[Records for the task]:
········
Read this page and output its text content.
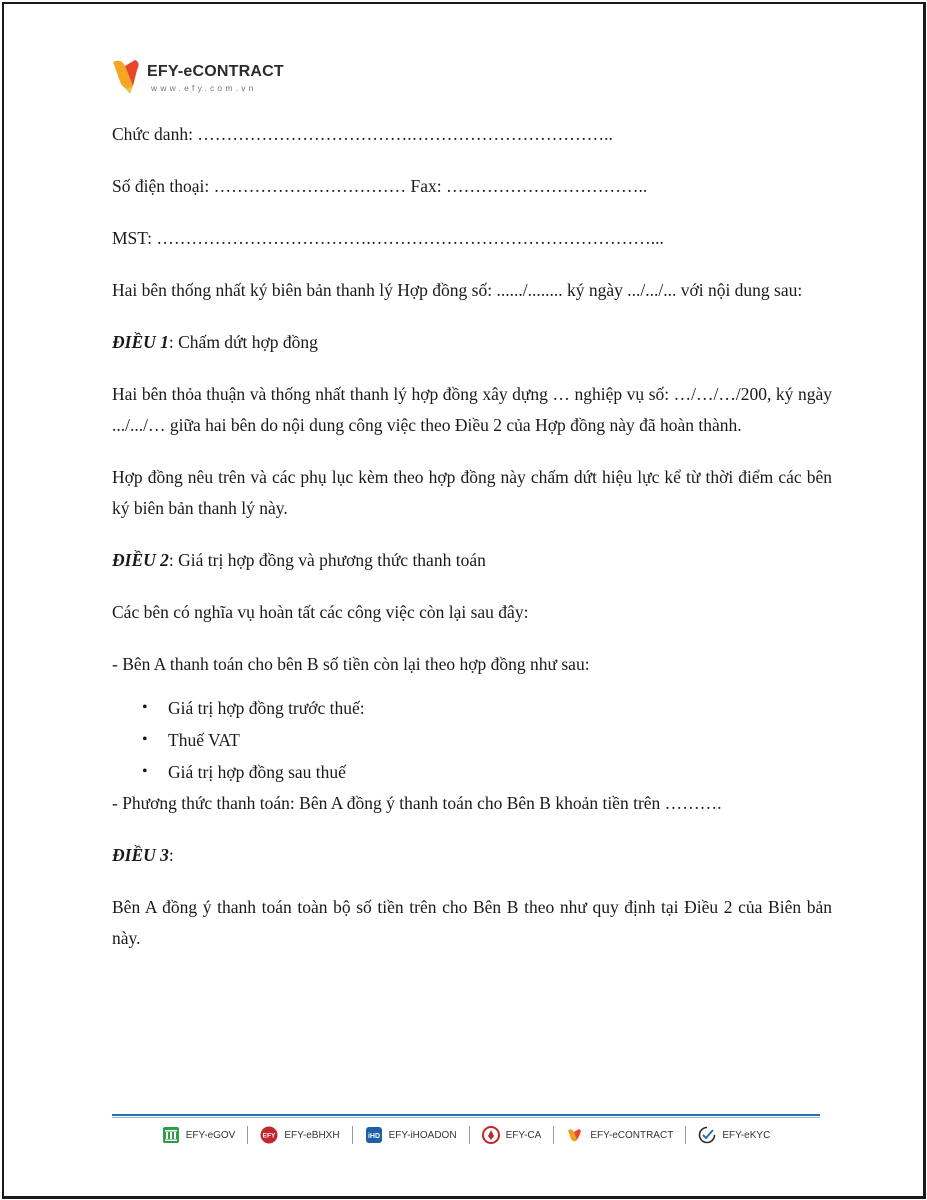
EFY-eCONTRACT
www.efy.com.vn

Chức danh: ……………………………….……………………………..

Số điện thoại: …………………………… Fax: ……………………………..

MST: ……………………………….…………………………………………...

Hai bên thống nhất ký biên bản thanh lý Hợp đồng số: ....../........ ký ngày .../.../... với nội dung sau:

ĐIỀU 1: Chấm dứt hợp đồng

Hai bên thỏa thuận và thống nhất thanh lý hợp đồng xây dựng … nghiệp vụ số: …/…/…/200, ký ngày .../.../… giữa hai bên do nội dung công việc theo Điều 2 của Hợp đồng này đã hoàn thành.

Hợp đồng nêu trên và các phụ lục kèm theo hợp đồng này chấm dứt hiệu lực kể từ thời điểm các bên ký biên bản thanh lý này.

ĐIỀU 2: Giá trị hợp đồng và phương thức thanh toán

Các bên có nghĩa vụ hoàn tất các công việc còn lại sau đây:

- Bên A thanh toán cho bên B số tiền còn lại theo hợp đồng như sau:

• Giá trị hợp đồng trước thuế:
• Thuế VAT
• Giá trị hợp đồng sau thuế

- Phương thức thanh toán: Bên A đồng ý thanh toán cho Bên B khoản tiền trên ……….

ĐIỀU 3:

Bên A đồng ý thanh toán toàn bộ số tiền trên cho Bên B theo như quy định tại Điều 2 của Biên bản này.

EFY-eGOV	EFY EFY-eBHXH	iHD EFY-iHOADON	EFY-CA	EFY-eCONTRACT	EFY-eKYC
········
[Exercise task]: Give back the whole listing as it stands, minus its pictures.

[Completed task]:
Read this page and output its text content.
EFY-eCONTRACT
www.efy.com.vn

Chức danh: ……………………………….……………………………..

Số điện thoại: …………………………… Fax: ……………………………..

MST: ……………………………….…………………………………………...

Hai bên thống nhất ký biên bản thanh lý Hợp đồng số: ....../........ ký ngày .../.../... với nội dung sau:

ĐIỀU 1: Chấm dứt hợp đồng

Hai bên thỏa thuận và thống nhất thanh lý hợp đồng xây dựng … nghiệp vụ số: …/…/…/200, ký ngày .../.../… giữa hai bên do nội dung công việc theo Điều 2 của Hợp đồng này đã hoàn thành.

Hợp đồng nêu trên và các phụ lục kèm theo hợp đồng này chấm dứt hiệu lực kể từ thời điểm các bên ký biên bản thanh lý này.

ĐIỀU 2: Giá trị hợp đồng và phương thức thanh toán

Các bên có nghĩa vụ hoàn tất các công việc còn lại sau đây:

- Bên A thanh toán cho bên B số tiền còn lại theo hợp đồng như sau:

• Giá trị hợp đồng trước thuế:
• Thuế VAT
• Giá trị hợp đồng sau thuế

- Phương thức thanh toán: Bên A đồng ý thanh toán cho Bên B khoản tiền trên ……….

ĐIỀU 3:

Bên A đồng ý thanh toán toàn bộ số tiền trên cho Bên B theo như quy định tại Điều 2 của Biên bản này.

EFY-eGOV	EFY EFY-eBHXH	iHD EFY-iHOADON	EFY-CA	EFY-eCONTRACT	EFY-eKYC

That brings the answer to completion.